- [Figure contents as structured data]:

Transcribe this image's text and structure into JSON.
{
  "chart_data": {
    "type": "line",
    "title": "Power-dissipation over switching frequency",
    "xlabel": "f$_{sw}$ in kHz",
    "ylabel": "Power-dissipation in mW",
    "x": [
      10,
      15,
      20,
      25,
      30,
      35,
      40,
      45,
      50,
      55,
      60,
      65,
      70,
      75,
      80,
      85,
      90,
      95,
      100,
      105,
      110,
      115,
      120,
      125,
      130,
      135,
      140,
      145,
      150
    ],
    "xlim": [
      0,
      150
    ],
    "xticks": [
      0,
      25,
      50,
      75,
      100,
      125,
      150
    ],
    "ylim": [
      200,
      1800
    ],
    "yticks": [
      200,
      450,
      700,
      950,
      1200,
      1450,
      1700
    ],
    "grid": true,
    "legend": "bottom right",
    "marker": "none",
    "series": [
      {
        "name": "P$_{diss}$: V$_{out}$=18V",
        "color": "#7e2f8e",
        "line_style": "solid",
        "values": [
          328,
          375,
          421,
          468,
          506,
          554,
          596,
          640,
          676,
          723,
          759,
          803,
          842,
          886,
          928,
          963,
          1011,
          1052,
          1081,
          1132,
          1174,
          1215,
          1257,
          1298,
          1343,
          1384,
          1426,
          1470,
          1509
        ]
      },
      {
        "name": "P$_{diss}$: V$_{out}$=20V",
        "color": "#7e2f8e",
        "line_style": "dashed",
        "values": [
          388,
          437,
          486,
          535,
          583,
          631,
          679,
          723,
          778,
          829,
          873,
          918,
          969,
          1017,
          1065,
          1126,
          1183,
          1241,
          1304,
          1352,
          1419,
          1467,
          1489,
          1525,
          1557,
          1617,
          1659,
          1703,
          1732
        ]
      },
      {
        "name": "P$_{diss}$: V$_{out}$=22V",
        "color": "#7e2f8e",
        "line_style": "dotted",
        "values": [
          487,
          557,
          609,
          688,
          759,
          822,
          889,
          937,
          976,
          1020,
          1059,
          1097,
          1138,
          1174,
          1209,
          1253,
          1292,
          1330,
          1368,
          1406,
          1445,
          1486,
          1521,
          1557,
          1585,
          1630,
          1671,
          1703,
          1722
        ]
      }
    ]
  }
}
* * *
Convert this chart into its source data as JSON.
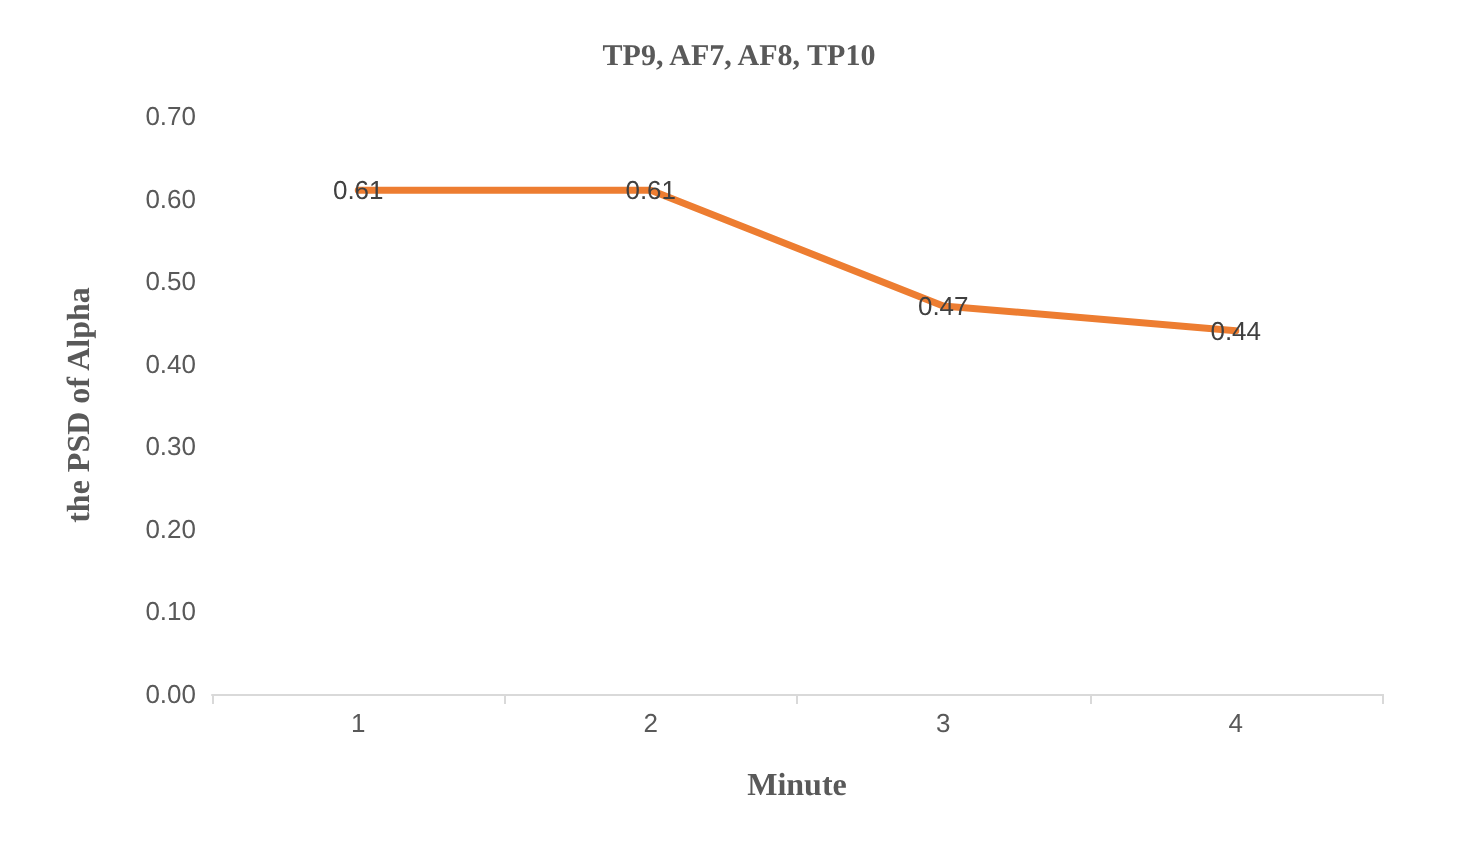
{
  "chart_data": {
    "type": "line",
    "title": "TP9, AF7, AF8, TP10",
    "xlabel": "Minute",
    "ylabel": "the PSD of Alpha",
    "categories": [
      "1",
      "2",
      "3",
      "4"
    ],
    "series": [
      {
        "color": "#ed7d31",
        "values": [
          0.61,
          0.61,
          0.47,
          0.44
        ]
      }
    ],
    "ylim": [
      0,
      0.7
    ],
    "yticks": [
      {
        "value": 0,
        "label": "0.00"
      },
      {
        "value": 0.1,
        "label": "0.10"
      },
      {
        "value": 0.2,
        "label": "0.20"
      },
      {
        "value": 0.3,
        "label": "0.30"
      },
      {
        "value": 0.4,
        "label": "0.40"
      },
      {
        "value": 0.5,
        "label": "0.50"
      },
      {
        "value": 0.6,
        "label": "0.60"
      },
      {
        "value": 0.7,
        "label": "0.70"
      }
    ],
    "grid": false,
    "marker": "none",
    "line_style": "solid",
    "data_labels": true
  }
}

- [What you will do]: Determine how many lines in the listing above hold the word "dissipation", answering with the number only.

- [Written answer]: 2